Task to complete:
For each statement below, say yes or no to whether the text on brain networks agrees with it, and quote the deciding words. 1. ICNs are networks of brain structures whose activity is synchronous. 2. Independent Components Analysis is poorly suited to model-free activation-task designs. 3. Much is already known about how ICNs interact during complex cognition.

*** Opening Text block ***

The research explores the functional architecture of the brain using fMRI in combination with behavioral and cognitive paradigms. Studying large-scale dynamic interactions of the brain's intrinsic connectivity networks (ICNs) forms the basis of the presented work. ICNs are networks of brain structures that display synchronous activity. Since the discovery of the default mode network in the resting brain, researchers have documented a handful of cortical, cerebellar and subcortical networks with a high level of similarity across subjects. There is striking convergence between ICNs observed in the resting brain and those elicited in activation tasks. ICNs can form when engaging in complex naturalistic tasks such as engaging in a simulated driving experience. ICNs can be identified using “blind source separation methods” such as Independent Components Analysis—a method well-suited for naturalistic and model-free activation-task designs. Most functional connectivity studies have examined the relationship between brain structures over extended periods of time. More recent work suggests that functional connectivity strength exhibits non-stationary fluctuations across longer time scales. Currently, little is known about how brain networks or ICNs interact during complex cognition or when externally engaged in a task.

*** Closing Text block ***
*** Opening Data section ***

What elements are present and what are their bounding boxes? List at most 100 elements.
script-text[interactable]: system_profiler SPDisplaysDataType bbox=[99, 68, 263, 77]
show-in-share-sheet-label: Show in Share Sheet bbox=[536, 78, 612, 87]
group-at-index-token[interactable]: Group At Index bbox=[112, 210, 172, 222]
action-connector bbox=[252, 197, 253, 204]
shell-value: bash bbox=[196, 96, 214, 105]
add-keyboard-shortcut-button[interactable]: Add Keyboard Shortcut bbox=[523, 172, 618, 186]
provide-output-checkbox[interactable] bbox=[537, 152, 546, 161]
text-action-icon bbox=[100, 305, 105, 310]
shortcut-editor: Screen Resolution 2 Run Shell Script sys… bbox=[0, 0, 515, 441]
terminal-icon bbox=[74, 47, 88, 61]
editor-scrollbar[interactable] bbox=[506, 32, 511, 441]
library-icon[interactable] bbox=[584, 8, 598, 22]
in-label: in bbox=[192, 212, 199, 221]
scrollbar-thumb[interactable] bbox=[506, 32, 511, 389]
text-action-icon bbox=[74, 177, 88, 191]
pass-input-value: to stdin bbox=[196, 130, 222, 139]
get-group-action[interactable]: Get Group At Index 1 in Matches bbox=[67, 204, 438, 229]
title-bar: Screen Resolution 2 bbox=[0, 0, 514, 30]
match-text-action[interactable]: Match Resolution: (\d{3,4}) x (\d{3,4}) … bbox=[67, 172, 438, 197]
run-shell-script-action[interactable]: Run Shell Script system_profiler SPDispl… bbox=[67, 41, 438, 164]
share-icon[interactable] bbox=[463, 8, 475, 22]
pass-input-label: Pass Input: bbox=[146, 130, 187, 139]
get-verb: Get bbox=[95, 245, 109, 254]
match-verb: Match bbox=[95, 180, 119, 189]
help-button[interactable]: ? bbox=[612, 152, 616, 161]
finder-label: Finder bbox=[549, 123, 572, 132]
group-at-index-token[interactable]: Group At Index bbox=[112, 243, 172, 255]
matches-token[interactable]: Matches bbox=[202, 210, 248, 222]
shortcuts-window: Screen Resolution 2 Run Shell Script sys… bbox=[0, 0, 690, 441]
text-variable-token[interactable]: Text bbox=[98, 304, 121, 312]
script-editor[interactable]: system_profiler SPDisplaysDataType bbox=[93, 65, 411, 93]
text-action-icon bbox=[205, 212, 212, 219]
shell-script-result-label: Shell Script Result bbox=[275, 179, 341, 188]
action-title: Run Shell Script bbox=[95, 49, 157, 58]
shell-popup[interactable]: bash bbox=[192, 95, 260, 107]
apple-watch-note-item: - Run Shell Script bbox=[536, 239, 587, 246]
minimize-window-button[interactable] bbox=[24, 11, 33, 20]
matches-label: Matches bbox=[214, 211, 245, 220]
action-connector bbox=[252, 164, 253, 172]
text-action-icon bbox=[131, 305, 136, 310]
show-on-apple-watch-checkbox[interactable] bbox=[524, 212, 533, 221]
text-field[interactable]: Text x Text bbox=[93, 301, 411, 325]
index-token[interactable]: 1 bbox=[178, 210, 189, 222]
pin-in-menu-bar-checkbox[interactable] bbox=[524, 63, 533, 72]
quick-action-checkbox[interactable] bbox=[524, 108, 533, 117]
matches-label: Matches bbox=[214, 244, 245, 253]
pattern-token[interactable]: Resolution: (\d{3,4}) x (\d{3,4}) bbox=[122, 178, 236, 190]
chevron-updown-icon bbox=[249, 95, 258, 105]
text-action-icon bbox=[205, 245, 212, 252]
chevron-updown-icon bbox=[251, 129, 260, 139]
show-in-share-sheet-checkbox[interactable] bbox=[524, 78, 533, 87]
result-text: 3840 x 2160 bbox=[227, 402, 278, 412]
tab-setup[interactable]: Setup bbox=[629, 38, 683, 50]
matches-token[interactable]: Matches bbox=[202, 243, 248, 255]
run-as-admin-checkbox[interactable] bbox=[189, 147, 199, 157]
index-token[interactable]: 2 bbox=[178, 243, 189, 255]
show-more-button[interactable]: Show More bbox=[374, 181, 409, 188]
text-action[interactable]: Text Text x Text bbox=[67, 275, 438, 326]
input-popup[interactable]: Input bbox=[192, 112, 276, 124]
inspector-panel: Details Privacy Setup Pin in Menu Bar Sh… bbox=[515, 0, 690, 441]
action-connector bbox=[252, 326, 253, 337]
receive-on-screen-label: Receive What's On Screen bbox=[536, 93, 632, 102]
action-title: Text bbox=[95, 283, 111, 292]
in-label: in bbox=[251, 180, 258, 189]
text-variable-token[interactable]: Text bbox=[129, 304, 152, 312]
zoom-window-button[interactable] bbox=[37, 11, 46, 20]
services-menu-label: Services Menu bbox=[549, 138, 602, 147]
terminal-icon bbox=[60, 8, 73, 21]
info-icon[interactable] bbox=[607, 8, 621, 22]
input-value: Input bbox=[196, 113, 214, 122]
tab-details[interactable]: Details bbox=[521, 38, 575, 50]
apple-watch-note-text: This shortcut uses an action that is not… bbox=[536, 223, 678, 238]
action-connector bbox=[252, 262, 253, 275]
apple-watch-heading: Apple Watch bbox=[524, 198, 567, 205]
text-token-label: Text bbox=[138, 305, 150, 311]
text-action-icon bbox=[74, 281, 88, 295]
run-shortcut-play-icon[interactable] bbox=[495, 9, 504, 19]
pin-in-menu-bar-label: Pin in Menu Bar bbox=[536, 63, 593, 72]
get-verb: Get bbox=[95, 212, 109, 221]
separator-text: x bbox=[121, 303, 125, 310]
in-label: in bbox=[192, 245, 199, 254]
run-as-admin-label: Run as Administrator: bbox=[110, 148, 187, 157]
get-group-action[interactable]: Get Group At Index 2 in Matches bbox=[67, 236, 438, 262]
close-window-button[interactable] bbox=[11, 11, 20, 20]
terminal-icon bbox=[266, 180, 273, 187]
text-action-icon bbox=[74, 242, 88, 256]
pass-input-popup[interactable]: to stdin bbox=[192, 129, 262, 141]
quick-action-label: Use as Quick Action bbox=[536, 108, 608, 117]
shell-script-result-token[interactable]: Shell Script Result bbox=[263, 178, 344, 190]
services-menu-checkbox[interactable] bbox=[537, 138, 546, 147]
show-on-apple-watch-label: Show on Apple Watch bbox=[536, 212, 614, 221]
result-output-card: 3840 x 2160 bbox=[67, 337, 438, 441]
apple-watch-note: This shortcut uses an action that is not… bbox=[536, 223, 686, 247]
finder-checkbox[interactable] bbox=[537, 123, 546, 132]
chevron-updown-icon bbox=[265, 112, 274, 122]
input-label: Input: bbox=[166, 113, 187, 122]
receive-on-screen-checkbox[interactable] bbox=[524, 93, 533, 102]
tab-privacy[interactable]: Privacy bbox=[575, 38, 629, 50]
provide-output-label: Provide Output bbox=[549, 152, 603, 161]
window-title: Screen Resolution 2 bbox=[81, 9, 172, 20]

*** Closing Data section ***

Reply:
1. Yes: "ICNs are networks of brain structures that display synchronous activity."
2. No: "a method well-suited for naturalistic and model-free activation-task designs"
3. No: "Currently, little is known about how brain networks or ICNs interact during complex cognition or when externally engaged in a task."